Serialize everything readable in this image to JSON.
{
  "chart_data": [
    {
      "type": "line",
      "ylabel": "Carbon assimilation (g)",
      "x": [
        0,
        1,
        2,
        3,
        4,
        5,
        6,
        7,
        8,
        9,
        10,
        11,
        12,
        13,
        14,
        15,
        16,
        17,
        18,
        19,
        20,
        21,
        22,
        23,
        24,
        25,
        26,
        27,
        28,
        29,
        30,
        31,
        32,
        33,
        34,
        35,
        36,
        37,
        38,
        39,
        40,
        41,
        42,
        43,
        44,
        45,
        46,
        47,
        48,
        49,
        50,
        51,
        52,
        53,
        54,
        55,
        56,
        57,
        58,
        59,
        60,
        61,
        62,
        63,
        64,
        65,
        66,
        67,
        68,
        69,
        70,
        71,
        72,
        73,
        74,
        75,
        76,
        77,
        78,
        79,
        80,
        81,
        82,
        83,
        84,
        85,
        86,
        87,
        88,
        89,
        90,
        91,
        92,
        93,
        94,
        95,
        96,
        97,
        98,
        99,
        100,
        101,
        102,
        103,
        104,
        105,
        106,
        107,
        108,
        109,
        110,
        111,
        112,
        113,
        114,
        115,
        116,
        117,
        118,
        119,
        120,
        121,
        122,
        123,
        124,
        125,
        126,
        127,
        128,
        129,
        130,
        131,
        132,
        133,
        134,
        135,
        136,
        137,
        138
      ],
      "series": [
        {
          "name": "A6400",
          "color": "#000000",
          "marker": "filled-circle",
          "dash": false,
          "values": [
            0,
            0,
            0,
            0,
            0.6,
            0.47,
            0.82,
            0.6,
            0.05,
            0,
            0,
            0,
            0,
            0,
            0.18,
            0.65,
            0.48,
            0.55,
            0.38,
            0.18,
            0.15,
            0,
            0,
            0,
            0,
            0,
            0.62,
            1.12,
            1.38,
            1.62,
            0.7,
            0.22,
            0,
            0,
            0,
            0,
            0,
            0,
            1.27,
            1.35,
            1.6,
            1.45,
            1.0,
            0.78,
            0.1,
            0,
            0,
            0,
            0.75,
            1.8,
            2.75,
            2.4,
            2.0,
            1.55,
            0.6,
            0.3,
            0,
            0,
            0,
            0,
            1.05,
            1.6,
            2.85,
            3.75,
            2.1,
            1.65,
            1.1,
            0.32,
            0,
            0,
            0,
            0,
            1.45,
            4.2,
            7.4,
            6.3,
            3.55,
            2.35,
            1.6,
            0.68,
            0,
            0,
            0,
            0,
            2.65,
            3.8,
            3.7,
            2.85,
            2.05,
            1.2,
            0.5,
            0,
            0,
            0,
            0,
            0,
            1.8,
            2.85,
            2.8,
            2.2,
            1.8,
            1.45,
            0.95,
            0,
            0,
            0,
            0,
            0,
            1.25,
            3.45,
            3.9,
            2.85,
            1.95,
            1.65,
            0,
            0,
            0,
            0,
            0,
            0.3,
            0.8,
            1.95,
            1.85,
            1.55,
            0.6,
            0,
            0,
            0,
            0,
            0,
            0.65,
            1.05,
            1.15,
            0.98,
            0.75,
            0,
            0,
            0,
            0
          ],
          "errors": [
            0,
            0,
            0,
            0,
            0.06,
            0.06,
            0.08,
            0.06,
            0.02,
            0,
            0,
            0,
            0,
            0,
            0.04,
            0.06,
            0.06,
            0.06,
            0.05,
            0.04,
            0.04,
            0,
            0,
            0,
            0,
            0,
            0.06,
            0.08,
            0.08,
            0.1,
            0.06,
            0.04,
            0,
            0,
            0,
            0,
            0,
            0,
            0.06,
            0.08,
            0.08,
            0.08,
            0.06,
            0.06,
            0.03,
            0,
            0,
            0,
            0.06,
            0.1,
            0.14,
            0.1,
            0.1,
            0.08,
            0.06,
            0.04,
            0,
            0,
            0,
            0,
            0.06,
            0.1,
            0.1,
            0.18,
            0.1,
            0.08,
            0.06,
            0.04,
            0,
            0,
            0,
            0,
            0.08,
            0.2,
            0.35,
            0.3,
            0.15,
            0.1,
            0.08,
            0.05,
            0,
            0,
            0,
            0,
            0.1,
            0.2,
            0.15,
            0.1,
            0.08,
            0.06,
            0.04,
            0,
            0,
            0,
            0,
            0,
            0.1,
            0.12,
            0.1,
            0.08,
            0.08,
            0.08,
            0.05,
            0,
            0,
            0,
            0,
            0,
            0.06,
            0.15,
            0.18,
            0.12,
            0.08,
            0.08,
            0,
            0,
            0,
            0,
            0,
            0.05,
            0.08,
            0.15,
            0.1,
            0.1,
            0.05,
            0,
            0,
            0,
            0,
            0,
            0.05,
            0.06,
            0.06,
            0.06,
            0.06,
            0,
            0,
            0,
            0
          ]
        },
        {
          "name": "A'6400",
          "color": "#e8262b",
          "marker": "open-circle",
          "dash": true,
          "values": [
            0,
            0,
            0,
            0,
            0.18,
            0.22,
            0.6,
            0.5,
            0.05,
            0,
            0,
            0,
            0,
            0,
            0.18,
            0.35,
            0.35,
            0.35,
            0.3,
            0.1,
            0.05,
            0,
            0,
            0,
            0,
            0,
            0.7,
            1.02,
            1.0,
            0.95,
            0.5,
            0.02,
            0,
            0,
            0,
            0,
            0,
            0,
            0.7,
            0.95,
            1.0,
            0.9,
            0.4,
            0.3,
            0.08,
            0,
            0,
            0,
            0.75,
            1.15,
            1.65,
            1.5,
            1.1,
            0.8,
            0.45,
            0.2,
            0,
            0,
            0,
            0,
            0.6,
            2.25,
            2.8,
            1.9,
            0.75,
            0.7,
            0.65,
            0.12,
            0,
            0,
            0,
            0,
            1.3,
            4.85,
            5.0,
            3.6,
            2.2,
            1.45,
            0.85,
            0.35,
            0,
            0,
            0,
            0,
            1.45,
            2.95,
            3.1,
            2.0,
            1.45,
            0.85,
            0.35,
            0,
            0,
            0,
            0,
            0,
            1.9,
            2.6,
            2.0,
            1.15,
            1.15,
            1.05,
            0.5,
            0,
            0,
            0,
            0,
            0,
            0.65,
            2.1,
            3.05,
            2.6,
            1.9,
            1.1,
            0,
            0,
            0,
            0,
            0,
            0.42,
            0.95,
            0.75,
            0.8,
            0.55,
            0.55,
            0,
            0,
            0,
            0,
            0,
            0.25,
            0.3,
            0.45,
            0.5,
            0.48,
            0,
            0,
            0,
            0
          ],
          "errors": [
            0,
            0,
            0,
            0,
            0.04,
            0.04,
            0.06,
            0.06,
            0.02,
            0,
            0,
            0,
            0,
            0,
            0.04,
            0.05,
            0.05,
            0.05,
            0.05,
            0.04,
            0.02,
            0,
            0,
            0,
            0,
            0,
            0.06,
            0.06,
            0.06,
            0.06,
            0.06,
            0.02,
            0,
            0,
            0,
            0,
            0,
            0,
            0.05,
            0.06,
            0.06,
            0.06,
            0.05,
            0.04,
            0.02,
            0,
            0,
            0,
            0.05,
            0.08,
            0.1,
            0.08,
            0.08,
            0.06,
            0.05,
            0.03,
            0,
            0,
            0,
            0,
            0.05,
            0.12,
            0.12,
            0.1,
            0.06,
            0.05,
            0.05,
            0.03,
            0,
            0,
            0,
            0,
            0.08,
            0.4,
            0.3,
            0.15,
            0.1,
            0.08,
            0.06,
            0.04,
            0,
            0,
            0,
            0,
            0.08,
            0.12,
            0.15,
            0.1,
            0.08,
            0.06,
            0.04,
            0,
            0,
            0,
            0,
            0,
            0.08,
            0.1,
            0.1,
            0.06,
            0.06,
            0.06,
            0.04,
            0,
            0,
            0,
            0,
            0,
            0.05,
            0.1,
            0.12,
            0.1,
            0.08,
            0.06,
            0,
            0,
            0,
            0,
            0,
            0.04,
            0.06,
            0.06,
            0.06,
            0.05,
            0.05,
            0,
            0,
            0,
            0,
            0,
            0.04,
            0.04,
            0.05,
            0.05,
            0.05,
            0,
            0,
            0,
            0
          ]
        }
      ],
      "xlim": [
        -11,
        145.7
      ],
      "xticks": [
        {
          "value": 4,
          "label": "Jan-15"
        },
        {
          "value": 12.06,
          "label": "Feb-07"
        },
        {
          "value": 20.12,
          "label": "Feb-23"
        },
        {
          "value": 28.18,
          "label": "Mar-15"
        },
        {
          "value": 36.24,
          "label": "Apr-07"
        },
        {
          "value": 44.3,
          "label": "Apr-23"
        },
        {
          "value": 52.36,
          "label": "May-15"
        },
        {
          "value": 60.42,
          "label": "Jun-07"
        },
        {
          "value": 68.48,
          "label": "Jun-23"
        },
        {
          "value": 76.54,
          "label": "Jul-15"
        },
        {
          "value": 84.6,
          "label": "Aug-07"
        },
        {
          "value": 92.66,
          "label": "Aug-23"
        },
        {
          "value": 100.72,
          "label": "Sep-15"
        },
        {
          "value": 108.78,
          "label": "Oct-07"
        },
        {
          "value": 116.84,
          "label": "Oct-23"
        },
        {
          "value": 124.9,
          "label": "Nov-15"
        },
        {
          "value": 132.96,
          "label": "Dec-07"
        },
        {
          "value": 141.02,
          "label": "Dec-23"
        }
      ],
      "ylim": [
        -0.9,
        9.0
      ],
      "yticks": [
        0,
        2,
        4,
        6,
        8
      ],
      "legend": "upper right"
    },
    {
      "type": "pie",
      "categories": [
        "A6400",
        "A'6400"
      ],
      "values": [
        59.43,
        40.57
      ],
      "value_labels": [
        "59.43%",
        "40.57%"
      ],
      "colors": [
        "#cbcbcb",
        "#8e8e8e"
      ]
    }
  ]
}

----

WORK REQUIRED
From the material given, work out how many lines hold the string "circle"; state that number and nothing further.

EXERCISE ANSWER
2